• [Instruction]: Of the lines in the listing, how many include the string "amount"? Write the number and nothing else.

• [Given records]:

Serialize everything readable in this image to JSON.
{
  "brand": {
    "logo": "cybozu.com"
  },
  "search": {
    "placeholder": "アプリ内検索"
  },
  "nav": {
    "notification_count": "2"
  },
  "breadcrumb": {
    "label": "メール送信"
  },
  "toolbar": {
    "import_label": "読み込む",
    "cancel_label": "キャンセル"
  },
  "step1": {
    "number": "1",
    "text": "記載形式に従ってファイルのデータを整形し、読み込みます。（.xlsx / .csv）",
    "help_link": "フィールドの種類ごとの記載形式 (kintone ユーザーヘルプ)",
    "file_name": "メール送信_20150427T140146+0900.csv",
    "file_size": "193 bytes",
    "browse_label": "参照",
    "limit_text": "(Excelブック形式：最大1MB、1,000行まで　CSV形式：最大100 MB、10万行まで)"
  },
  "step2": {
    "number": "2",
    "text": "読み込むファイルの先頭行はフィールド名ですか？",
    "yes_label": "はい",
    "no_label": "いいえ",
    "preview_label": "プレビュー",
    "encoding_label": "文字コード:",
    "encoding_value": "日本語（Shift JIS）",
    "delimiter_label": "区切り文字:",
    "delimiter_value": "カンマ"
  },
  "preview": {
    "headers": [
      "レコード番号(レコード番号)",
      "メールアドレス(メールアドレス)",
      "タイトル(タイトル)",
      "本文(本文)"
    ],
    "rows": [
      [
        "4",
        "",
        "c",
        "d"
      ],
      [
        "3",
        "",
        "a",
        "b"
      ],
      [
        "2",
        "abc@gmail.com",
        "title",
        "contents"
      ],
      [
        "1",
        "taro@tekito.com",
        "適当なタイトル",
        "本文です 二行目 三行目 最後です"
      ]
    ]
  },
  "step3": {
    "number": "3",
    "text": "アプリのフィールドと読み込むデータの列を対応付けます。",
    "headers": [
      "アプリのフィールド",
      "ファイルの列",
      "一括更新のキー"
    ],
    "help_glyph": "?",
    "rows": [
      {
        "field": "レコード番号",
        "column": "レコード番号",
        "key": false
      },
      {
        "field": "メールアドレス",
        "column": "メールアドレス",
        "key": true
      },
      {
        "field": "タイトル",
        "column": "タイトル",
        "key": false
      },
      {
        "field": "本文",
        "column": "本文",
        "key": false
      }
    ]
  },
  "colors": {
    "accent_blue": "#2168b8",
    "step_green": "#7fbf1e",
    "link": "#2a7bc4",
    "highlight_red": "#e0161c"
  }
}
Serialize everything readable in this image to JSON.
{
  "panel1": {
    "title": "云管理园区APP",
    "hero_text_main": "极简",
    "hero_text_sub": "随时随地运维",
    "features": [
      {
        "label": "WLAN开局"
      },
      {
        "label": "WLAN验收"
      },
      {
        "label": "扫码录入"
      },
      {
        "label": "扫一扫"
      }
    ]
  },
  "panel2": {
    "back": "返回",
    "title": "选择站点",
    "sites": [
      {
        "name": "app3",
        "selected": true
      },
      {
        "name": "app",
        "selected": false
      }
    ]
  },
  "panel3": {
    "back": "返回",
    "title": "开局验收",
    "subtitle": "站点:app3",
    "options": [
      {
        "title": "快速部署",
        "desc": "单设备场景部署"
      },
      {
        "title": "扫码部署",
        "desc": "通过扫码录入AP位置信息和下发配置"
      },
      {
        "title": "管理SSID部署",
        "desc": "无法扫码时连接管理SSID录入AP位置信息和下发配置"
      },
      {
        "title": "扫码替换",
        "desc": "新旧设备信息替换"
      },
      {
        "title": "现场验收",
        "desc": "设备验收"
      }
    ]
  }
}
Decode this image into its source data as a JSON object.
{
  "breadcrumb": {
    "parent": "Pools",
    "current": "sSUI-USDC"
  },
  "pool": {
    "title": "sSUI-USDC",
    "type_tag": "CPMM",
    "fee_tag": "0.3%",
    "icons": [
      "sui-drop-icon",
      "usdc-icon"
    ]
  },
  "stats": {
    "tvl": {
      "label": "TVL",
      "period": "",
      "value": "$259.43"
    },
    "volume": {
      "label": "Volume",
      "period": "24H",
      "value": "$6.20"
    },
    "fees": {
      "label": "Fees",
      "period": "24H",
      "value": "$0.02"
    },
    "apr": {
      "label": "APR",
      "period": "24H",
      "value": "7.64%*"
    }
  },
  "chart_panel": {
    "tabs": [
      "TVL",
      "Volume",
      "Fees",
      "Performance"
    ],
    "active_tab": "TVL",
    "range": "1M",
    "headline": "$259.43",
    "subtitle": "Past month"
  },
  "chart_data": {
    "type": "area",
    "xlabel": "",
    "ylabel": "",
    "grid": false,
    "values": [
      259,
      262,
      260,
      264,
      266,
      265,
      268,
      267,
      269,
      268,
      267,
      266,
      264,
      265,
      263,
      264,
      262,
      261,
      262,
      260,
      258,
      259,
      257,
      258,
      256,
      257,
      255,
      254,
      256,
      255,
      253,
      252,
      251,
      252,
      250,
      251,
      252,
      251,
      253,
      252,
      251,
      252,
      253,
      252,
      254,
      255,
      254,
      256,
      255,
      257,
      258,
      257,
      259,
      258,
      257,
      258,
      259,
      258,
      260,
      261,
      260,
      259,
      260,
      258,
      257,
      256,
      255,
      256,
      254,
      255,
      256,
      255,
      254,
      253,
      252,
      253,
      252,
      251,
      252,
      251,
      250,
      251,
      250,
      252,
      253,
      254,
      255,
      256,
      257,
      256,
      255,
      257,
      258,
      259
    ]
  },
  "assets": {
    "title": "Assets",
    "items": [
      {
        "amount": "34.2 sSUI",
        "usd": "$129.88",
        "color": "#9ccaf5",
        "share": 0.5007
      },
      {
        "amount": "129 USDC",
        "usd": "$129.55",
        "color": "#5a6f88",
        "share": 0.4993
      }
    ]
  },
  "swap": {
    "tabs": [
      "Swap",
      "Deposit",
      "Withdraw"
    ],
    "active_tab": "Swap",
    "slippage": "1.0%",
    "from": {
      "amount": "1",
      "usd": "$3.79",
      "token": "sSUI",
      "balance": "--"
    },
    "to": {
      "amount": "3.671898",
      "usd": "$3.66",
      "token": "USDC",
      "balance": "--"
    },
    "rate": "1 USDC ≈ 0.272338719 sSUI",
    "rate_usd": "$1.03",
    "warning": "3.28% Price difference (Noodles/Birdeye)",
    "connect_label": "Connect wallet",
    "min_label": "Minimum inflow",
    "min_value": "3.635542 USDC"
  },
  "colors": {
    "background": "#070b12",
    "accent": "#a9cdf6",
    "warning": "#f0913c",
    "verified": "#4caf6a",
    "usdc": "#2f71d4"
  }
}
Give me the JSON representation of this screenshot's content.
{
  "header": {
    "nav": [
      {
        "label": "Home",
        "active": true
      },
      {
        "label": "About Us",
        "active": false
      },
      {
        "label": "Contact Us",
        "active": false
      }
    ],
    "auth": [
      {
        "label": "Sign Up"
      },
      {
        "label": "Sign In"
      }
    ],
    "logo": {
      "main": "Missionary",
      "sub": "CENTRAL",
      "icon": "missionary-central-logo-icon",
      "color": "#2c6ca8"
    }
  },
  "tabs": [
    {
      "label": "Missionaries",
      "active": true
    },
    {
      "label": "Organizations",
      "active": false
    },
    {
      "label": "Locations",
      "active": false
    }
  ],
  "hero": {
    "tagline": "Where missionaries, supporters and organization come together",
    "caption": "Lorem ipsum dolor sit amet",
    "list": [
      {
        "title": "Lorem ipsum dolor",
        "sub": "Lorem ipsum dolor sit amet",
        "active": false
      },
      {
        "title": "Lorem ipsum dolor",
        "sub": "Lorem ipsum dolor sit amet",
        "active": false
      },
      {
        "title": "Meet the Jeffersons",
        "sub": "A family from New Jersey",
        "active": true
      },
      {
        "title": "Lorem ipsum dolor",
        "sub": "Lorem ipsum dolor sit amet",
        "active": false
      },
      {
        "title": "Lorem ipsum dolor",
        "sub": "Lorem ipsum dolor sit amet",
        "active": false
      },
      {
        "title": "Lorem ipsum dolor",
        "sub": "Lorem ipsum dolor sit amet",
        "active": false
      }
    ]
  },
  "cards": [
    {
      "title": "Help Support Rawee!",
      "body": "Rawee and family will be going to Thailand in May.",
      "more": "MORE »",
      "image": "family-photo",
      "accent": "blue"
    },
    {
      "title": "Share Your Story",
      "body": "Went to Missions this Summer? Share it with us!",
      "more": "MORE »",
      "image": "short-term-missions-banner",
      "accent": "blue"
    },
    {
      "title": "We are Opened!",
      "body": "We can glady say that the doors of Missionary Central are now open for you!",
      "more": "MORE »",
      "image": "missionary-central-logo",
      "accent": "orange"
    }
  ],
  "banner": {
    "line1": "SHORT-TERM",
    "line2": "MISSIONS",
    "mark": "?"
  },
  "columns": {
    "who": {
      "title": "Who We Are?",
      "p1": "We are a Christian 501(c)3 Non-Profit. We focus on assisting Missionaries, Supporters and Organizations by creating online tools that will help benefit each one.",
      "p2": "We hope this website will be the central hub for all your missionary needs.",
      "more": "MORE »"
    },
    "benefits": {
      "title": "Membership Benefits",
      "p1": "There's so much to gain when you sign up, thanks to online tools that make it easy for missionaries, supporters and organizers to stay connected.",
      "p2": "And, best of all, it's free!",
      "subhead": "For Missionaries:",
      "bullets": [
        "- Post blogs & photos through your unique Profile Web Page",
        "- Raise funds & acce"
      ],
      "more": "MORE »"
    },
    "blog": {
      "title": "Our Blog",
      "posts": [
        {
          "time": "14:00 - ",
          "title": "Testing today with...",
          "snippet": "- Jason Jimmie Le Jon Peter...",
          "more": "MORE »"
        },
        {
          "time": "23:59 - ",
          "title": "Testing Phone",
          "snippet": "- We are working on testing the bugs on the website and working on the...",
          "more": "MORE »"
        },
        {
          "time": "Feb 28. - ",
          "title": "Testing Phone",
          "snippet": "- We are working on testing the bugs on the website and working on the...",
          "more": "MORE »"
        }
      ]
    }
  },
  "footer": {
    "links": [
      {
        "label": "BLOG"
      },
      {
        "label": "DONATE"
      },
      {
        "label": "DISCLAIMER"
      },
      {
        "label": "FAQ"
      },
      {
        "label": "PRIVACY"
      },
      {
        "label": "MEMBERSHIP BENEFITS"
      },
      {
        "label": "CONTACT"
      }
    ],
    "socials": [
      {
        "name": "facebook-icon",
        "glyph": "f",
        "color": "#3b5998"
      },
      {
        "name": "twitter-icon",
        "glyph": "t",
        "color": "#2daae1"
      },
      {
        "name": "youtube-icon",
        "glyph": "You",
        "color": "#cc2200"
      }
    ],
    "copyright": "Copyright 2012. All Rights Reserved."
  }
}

• [Task answer]: 4